-- start EXERCISE MATERIALS --
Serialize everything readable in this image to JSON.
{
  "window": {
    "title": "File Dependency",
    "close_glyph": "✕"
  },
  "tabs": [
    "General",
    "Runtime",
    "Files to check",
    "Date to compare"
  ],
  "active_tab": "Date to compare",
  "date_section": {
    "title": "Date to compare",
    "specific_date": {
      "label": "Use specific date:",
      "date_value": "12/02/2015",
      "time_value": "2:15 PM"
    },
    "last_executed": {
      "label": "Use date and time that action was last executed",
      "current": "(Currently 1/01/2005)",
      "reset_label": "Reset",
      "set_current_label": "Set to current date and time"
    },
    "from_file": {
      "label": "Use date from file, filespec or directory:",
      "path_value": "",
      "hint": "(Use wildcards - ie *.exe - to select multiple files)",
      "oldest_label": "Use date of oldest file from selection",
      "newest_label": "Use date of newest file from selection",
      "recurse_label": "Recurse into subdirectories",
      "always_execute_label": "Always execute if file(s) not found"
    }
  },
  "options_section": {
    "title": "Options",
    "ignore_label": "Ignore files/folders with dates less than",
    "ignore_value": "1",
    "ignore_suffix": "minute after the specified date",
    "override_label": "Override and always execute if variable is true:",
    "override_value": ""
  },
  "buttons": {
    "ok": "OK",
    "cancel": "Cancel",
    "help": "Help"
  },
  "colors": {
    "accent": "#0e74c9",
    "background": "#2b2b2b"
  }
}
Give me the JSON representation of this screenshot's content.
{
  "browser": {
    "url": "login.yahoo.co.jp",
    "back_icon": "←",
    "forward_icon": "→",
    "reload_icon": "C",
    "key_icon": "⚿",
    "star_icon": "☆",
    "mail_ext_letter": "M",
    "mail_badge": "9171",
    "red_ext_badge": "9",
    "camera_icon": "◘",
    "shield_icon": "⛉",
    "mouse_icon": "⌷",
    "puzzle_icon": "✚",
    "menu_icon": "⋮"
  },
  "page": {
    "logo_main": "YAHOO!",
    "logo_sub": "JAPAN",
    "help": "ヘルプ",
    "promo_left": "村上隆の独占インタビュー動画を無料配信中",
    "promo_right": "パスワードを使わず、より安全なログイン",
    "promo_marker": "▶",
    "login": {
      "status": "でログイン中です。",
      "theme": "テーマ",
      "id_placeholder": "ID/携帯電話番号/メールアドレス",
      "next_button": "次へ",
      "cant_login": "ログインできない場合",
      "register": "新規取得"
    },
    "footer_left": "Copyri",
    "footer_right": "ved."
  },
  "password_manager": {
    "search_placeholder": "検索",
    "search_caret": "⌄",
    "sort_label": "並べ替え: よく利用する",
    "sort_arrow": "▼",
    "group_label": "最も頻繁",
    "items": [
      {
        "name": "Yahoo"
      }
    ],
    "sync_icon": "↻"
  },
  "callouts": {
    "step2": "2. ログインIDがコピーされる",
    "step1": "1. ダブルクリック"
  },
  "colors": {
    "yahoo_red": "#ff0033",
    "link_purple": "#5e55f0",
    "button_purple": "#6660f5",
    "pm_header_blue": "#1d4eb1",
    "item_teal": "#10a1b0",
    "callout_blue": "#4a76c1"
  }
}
-- end EXERCISE MATERIALS --
GIVEN PROBLEM: Show the lines that mention the word "selection".

SOLUTION FOR THIS TASK:
      "oldest_label": "Use date of oldest file from selection",
      "newest_label": "Use date of newest file from selection",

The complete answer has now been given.